## LESETEXT
------------------------
Pressemitteilung | 03.01.2022

Interfraktionelle Initiative zur Aufwertung des Bahnhofsviertels

Die Grünen – Rosa Liste setzen sich für eine umfassende Aufwertung des Bahnhofsviertels ein. „Obwohl die Stadt schon viel unternimmt um die Situation zu verbessern,“ so Stadträtin Clara Nitsche, „konzentrieren sich im Bahnhofsviertel einige der Probleme, die in Großstädten typischerweise anzutreffen sind: Illegale Beschäftigung, Prostitution, Drogenkonsum, Hygiene- und Sauberkeitsdefizite sowie ein genereller Mangel an Aufenthaltsqualität machen Veränderungen notwendig.“

In einem Paket von sieben Anträgen, die in wechselnder Trägerschaft auch von anderen Fraktionen unterstützt werden, machen Die Grünen – Rosa Liste Vorschläge zur Aufwertung des Viertels. Grundlage für das Maßnahmenpaket ist die Studie „Sicherheit in Bahnhofsvierteln (SiBa)“, die mit Förderung der Bunderegierung an der Uni Tübingen entstand. Ziel der Studie war es, Bahnhöfe und ihr Umfeld zu untersuchen und mit neuen Methoden zur Lösung von Problemen beizutragen.

Um die Aufenthaltsqualität zu verbessern sieht das Maßnahmenpaket unter anderem vor, durch eine optimierte Nutzung der Parkflächen für gewerblichen Verkehr mehr Platz zu schaffen, der dann für Fußgänger*innen und andere Nutzungen zur Verfügung steht. In die gleiche Richtung zielt der Vorschlag, im Bahnhofsviertel versuchsweise autofreie Wochenenden und sog. Tokio-Ampelschaltungen einzuführen. Bei letzteren erhalten alle Fußgänger im Kreuzungsbereich gleichzeitig grünes Licht, wodurch auch diagonale Querungen möglich werden.

Mehr Aufenthaltsqualität ist auch das Ziel des Vorschlags, im Bahnhofsviertel für bessere Beleuchtung zu sorgen und mit Monitoren, Laserinstallationen und anderen Formen der Lichtkunst künstlerische Potentiale auszuschöpfen. Weitere Chancen zur Aufwertung des öffentlichen Raums liegen in der Pflanzung von mehr Bäumen und der Begrünung des gesamten Viertels.

Darüber hinaus soll die Stadtverwaltung ein bis zwei geeignete Standorte für Trinkwasserbrunnen ausfindig machen und Flächen für Kunst und Kultur freigeben (beispielsweise für Graffiti oder Veranstaltungen). Mit mobilen Pissoirs und 24 h-Toiletten für Frauen soll die Stadt der Unart des Urinierens im öffentlichen Raum bzw. in Hauseingängen entgegenwirken und mit mehr Abfalleimern und häufigerer Straßenreinigung für ein angenehmeres Erscheinungsbild sorgen. Das Bahnhofsviertel soll auch für Kinder und Jugendliche ein lebenswerterer Ort werden. Um ihnen mehr Angebote für den Aufenthalt im öffentlichen Raum zu machen, sieht ein Antrag vor, die Einrichtung einer Spielstraße oder die Schaffung von legalen Graffiti-Flächen zu prüfen, für die es auf den vielen Bauzäunen aktuell viel Potential gibt.
------------------------
## BEREITGESTELLTE DATEN
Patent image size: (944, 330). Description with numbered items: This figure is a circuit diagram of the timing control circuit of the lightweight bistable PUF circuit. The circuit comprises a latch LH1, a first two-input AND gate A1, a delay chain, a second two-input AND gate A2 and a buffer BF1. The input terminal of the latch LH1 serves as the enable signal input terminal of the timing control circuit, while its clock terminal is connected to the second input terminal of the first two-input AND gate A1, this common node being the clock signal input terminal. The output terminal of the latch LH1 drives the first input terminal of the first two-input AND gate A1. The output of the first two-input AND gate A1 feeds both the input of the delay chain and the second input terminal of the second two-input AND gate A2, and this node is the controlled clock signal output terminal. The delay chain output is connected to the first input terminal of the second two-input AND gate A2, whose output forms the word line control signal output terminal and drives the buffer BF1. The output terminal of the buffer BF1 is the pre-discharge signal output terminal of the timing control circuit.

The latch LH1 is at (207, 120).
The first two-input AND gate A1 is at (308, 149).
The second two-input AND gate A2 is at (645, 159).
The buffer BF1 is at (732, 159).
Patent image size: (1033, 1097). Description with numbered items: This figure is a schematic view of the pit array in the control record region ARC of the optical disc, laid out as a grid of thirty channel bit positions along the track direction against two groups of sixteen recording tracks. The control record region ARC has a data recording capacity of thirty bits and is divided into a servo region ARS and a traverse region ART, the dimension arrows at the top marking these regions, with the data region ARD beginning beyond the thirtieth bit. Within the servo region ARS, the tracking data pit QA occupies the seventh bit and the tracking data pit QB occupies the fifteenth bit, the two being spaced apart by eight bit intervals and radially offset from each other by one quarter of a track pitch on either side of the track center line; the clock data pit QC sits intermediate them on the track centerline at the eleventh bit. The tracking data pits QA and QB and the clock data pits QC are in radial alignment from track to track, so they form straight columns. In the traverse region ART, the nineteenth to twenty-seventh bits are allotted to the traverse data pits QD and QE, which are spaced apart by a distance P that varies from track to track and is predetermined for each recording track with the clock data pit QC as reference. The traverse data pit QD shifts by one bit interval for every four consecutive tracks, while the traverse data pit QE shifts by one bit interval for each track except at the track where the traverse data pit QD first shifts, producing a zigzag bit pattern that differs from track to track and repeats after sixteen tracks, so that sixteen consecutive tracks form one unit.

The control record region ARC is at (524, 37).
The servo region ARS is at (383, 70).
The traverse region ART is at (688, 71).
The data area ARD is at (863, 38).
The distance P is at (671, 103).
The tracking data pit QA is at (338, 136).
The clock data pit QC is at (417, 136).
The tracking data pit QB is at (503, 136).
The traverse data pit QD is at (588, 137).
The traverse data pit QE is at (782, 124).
------------------------
## AUFGABENSTELLUNG
(a) Zähle alle Probleme auf, die sich laut Stadträtin Clara Nitsche in der Pressemitteilung zum Bahnhofsviertel dort konzentrieren.
(b) Schreibe die Pressemitteilung zum Bahnhofsviertel im selben Stil weiter.

## LÖSUNGEN
(a)
- Illegale Beschäftigung
- Prostitution
- Drogenkonsum
- Hygiene- und Sauberkeitsdefizite
- ein genereller Mangel an Aufenthaltsqualität

(b)
Das Bahnhofsviertel ist auch ein sozialer Brennpunkt. Mit Hilfen für die einzelnen Zielgruppen soll die Lage der Betroffenen und des sozialen Umfelds verbessert werden. So soll überprüft werden, ob die Tagelöhner, die ihre Arbeitskraft an der Kreuzung Landwehr-/Goethestraße – dem sog. Arbeiterstrich – anbieten, durch legale Jobvermittlungsangebote ihre meist prekären Arbeitsbedingungen überwinden können. Ein Angebot an Schließfächern, am besten gekoppelt an soziale Einrichtungen, soll sie bei der Bewältigung ihres Alltags entlasten und die Suche nach Arbeit erleichtern.

Die große Teile des Stadtgebiets umfassende Münchner Sperrbezirksverordnung zwingt Sexarbeitende im Bahnhofsviertel, ihre Tätigkeit sorgfältig zu verbergen und drängt sie in die Illegalität. Das erschwert den Kontakt und Hilfsangebote an die meist jungen Männer und Frauen, die häufig aus Romagruppen in Bulgarien und Rumänien stammen und aus materieller Not ihre Dienste anbieten. Einer der Anträge fordert daher, die Einrichtung von Notschlafplätzen für Sexarbeitende zu prüfen und die aufsuchenden Angebote der Sozialarbeit gegebenenfalls zu erhöhen.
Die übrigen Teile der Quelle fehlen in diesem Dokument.